═══ RECORDED DATA

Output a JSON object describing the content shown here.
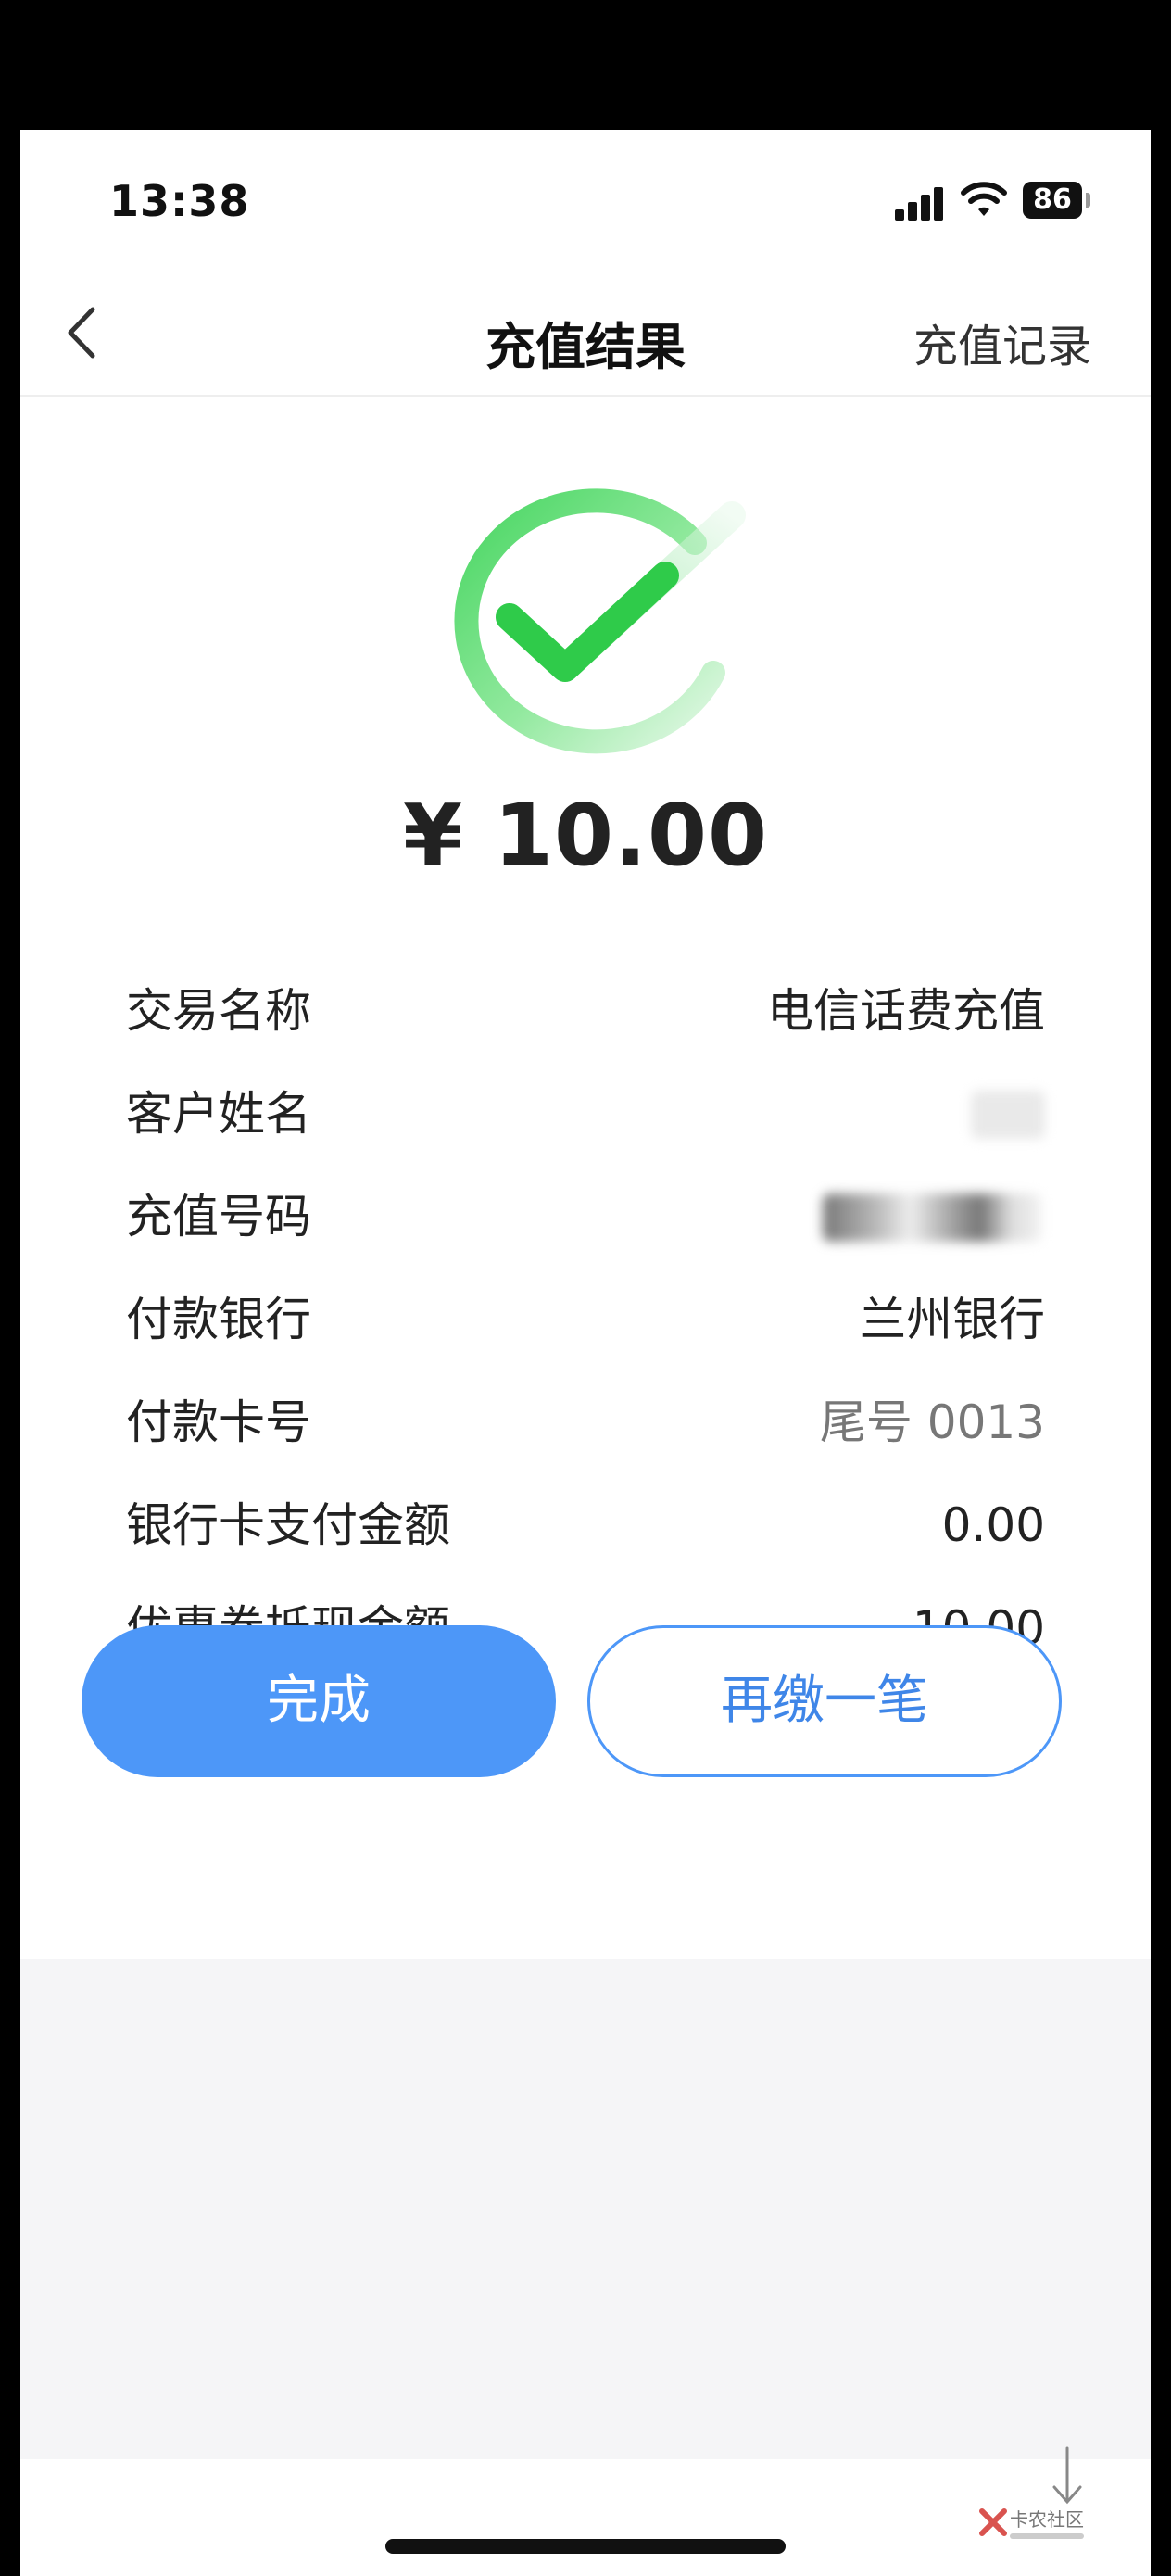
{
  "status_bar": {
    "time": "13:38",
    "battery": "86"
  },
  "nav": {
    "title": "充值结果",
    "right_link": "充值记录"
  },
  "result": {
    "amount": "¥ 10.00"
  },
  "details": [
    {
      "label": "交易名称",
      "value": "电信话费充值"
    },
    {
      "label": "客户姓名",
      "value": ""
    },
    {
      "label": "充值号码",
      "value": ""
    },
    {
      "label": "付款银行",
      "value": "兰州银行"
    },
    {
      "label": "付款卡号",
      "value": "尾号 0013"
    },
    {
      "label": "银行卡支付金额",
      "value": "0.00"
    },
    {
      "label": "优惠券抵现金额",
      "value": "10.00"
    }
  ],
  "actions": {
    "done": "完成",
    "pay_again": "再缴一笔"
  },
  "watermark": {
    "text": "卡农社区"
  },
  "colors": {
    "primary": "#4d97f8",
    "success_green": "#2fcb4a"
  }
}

══════
═══ RECORDED DATA

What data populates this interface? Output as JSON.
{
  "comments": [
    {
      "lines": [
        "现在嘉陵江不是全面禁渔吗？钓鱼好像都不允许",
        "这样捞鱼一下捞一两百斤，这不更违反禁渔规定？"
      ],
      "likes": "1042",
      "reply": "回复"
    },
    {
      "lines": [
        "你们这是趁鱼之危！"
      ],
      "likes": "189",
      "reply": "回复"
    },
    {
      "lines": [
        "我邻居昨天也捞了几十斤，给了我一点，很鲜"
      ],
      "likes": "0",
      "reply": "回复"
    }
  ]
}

══════
═══ RECORDED DATA

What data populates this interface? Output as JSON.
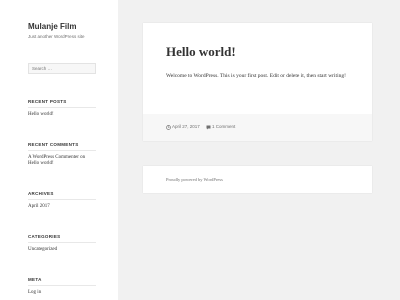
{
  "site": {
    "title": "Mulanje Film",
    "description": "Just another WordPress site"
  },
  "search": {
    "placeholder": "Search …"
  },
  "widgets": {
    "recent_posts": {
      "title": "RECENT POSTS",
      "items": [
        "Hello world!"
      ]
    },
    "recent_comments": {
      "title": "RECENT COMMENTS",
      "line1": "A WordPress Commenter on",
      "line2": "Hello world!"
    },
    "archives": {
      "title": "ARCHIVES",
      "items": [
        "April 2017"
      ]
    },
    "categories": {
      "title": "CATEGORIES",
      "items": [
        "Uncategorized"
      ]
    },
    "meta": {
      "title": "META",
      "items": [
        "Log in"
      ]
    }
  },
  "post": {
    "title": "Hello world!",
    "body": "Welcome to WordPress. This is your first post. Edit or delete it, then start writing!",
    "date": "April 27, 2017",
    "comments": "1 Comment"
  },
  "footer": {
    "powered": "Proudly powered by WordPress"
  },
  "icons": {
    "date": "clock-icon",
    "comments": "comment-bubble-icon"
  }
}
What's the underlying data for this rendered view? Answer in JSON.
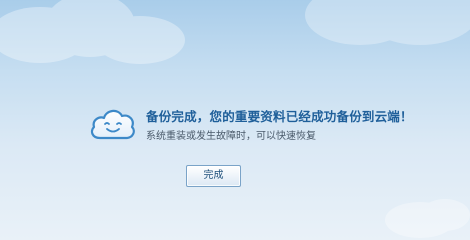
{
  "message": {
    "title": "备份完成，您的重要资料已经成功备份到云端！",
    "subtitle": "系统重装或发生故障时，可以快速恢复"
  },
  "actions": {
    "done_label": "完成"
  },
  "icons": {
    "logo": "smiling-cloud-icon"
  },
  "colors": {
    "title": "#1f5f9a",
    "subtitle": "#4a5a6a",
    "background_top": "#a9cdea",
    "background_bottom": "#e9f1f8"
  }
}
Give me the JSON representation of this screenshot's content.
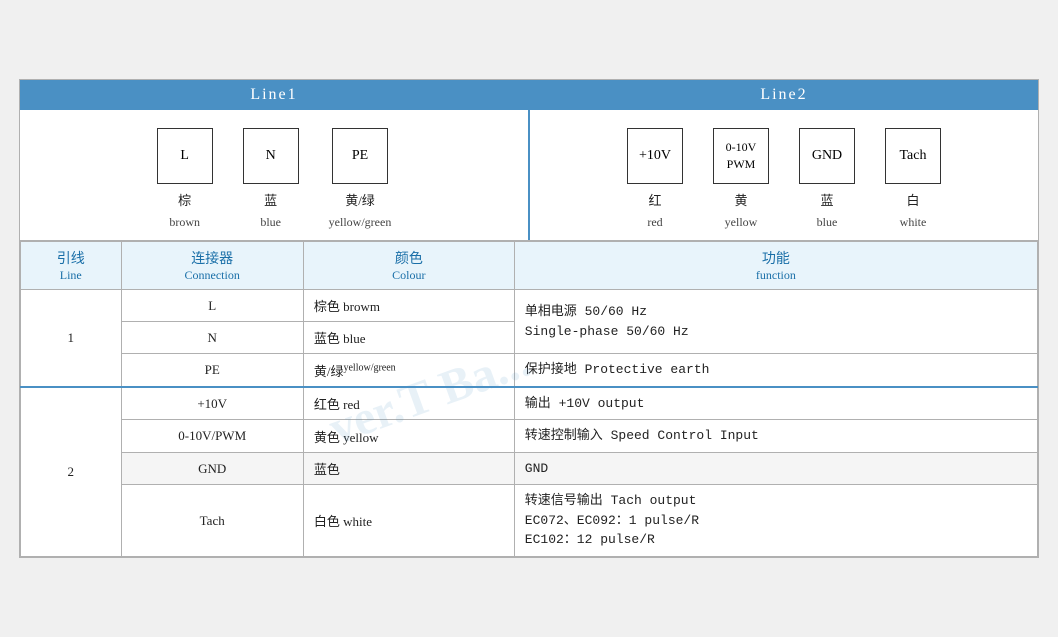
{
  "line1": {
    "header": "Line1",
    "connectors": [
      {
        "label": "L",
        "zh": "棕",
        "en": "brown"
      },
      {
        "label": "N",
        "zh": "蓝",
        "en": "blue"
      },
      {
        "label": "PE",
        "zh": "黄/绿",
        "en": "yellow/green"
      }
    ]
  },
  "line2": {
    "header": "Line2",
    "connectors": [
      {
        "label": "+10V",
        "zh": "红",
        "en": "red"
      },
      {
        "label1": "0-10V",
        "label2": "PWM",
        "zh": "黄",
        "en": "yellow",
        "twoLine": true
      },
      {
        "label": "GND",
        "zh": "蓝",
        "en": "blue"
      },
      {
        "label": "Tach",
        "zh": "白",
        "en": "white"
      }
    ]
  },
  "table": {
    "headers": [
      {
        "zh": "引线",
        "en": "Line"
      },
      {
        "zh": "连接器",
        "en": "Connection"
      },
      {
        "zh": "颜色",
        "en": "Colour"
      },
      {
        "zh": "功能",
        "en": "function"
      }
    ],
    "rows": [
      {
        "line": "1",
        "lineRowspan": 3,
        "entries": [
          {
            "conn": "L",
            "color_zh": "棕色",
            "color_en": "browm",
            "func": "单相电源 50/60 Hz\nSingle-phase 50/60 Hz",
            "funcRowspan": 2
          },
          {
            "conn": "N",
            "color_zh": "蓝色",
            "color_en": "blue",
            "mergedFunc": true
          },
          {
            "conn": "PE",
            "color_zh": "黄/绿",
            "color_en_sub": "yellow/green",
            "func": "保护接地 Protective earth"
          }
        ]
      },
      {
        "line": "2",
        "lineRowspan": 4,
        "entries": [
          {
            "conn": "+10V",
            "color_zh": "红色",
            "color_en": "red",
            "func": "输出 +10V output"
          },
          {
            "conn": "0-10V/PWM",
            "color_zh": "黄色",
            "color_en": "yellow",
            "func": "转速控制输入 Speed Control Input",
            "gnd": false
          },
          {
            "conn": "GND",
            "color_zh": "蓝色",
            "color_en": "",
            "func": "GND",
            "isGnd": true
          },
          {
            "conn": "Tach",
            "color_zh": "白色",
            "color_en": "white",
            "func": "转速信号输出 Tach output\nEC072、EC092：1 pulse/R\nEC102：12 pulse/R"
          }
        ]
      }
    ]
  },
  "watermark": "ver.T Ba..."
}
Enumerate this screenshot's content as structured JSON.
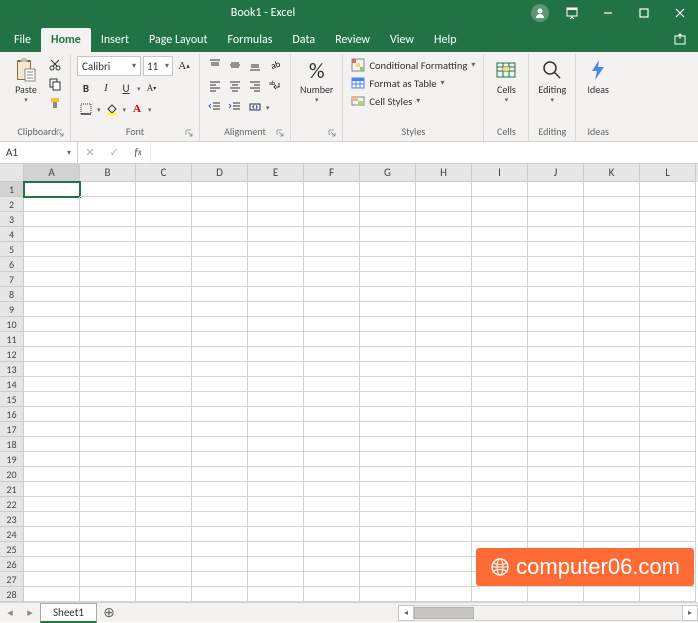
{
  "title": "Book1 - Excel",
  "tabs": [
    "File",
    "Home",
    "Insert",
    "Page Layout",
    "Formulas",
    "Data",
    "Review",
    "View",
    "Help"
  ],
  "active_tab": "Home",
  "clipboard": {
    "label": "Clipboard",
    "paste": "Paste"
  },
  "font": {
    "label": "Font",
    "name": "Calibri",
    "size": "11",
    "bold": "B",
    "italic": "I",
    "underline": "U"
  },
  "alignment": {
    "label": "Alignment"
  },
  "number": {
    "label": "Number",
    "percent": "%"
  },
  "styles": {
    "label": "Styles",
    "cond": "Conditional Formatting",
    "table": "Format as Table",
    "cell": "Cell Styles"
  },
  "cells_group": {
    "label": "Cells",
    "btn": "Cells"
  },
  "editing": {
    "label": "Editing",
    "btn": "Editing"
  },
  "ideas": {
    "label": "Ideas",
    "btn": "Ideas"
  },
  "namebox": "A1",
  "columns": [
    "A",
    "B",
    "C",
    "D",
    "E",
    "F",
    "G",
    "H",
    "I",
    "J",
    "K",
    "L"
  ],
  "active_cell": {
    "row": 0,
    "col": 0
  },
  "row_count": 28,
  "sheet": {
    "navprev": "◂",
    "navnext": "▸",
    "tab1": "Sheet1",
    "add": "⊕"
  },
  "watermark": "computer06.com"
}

══════

▶ _REQUIRED TASK_
Select the lines that carry the string "Hello" and copy them.

▶ _FINAL ANSWER_
        "Hello world!"
      "line2": "Hello world!"
    "title": "Hello world!",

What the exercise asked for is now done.